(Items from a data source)
○ ○ ○ ○ ○ ○ ○
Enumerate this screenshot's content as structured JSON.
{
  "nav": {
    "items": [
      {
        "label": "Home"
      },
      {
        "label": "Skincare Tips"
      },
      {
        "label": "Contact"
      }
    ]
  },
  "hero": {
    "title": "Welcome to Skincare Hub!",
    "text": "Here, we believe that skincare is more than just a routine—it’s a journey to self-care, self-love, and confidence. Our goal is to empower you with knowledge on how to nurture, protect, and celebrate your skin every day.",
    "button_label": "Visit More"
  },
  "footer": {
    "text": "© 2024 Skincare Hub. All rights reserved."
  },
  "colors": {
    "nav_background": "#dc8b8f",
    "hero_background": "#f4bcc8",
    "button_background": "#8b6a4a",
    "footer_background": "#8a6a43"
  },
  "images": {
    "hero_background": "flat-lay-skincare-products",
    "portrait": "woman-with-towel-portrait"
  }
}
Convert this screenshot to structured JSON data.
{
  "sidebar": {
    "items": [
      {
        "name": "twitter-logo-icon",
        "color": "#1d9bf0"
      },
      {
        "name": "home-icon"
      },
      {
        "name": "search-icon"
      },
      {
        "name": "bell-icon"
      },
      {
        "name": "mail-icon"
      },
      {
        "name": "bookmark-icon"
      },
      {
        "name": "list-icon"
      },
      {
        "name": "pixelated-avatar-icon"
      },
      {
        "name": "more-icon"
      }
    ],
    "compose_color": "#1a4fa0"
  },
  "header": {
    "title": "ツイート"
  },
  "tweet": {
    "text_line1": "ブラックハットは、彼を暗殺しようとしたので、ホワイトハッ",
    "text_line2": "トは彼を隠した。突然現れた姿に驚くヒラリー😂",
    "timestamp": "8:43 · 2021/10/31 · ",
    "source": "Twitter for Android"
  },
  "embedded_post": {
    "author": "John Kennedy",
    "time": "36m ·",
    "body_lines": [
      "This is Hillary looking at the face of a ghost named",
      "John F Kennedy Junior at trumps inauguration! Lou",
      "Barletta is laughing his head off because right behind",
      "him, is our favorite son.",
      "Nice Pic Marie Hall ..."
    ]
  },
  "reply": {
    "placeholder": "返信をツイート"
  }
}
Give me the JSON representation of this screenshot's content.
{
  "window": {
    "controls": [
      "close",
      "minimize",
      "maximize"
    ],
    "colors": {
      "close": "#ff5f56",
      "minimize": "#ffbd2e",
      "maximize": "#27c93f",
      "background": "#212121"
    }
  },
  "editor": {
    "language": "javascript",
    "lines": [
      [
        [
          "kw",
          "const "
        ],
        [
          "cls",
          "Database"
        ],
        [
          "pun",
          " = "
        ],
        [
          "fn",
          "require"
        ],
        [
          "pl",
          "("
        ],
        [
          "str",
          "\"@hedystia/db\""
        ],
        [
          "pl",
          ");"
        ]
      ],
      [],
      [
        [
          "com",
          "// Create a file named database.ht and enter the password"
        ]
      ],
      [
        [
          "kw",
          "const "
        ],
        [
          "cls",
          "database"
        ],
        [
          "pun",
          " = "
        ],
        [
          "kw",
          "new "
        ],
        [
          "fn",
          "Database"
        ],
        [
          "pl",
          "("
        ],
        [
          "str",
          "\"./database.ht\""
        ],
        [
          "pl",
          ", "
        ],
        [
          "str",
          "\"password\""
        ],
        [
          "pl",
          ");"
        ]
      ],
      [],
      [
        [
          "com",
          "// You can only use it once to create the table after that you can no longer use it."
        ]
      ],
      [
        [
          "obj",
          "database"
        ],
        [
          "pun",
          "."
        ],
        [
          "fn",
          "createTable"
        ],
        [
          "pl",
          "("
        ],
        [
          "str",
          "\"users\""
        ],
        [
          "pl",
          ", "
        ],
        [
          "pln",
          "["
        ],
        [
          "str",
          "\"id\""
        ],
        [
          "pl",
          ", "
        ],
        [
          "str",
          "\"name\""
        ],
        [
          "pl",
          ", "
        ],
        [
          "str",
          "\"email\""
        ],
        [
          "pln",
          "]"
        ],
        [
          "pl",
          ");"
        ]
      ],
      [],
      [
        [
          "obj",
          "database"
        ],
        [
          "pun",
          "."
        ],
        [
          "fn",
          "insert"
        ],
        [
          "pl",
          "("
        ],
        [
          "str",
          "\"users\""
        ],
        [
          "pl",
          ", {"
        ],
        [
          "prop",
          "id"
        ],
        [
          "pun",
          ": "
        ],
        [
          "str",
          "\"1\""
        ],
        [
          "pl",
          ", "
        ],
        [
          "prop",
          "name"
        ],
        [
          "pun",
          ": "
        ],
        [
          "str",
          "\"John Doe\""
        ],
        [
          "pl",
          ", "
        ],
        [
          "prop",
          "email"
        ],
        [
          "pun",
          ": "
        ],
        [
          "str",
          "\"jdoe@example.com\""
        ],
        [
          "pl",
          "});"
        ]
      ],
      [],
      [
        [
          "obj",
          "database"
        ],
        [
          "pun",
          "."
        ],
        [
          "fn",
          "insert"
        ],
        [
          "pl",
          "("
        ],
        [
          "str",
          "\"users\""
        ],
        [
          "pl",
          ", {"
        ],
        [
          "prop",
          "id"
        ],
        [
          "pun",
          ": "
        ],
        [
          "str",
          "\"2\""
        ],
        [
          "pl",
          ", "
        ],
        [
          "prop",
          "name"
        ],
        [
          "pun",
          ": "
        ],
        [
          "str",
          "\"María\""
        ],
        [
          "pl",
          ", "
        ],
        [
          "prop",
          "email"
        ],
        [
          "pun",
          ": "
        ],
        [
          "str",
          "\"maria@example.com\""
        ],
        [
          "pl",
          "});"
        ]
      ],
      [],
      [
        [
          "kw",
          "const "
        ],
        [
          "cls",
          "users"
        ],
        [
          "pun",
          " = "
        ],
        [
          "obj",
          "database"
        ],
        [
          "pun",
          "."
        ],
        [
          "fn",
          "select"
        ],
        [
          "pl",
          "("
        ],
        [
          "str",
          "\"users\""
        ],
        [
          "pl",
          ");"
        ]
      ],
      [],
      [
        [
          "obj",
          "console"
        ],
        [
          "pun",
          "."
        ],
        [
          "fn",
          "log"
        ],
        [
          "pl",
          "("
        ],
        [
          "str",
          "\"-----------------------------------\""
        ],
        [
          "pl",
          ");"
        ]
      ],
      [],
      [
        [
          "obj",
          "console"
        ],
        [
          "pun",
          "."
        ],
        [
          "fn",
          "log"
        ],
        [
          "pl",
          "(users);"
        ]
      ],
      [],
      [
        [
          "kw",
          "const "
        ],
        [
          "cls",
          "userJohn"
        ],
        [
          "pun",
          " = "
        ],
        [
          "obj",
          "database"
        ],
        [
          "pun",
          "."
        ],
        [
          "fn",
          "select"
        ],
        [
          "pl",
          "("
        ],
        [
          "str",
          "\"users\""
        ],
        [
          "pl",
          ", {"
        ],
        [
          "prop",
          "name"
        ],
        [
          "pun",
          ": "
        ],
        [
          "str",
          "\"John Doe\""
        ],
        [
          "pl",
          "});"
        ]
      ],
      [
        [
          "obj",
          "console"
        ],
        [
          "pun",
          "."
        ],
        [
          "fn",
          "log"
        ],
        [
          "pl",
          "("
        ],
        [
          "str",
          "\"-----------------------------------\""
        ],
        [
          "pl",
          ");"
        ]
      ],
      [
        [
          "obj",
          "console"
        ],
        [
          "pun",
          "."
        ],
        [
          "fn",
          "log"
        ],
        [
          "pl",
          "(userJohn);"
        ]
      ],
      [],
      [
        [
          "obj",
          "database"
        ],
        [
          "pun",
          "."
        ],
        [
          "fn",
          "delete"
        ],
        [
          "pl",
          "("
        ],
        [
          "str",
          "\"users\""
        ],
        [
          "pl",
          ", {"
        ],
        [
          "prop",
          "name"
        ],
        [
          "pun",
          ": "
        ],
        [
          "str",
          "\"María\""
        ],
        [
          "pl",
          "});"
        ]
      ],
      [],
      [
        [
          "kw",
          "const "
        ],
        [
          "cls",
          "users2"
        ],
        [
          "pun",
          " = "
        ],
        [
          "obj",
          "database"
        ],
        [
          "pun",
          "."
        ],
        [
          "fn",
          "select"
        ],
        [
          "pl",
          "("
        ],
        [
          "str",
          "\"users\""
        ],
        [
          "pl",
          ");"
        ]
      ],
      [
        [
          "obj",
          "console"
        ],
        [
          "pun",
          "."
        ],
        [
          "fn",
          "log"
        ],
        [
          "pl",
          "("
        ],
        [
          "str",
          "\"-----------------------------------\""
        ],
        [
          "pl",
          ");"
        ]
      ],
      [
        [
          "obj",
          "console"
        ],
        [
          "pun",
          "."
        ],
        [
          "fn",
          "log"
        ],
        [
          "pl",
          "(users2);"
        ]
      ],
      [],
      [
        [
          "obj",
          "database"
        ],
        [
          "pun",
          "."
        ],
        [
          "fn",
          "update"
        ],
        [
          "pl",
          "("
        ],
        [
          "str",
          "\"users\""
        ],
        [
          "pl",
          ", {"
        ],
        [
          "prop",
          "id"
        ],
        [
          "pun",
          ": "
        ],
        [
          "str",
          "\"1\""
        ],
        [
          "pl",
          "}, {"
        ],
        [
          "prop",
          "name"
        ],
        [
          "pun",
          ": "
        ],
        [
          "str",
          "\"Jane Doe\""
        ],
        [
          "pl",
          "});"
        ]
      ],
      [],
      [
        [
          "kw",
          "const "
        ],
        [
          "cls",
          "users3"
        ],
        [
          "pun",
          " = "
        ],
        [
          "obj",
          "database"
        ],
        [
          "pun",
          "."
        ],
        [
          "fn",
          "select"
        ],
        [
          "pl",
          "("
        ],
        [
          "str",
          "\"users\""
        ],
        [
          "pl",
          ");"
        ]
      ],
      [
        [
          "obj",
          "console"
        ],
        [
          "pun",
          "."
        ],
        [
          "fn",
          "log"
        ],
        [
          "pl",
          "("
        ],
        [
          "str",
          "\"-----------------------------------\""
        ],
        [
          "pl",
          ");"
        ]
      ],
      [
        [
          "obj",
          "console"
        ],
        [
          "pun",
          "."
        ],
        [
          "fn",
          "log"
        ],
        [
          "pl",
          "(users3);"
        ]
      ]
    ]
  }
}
○ ○ ○ ○ ○ ○ ○
• **TASK DETAILS**
In the records above, find the lines containing "named" and copy them.

• **WRITTEN RESPONSE**
      "This is Hillary looking at the face of a ghost named",
          "// Create a file named database.ht and enter the password"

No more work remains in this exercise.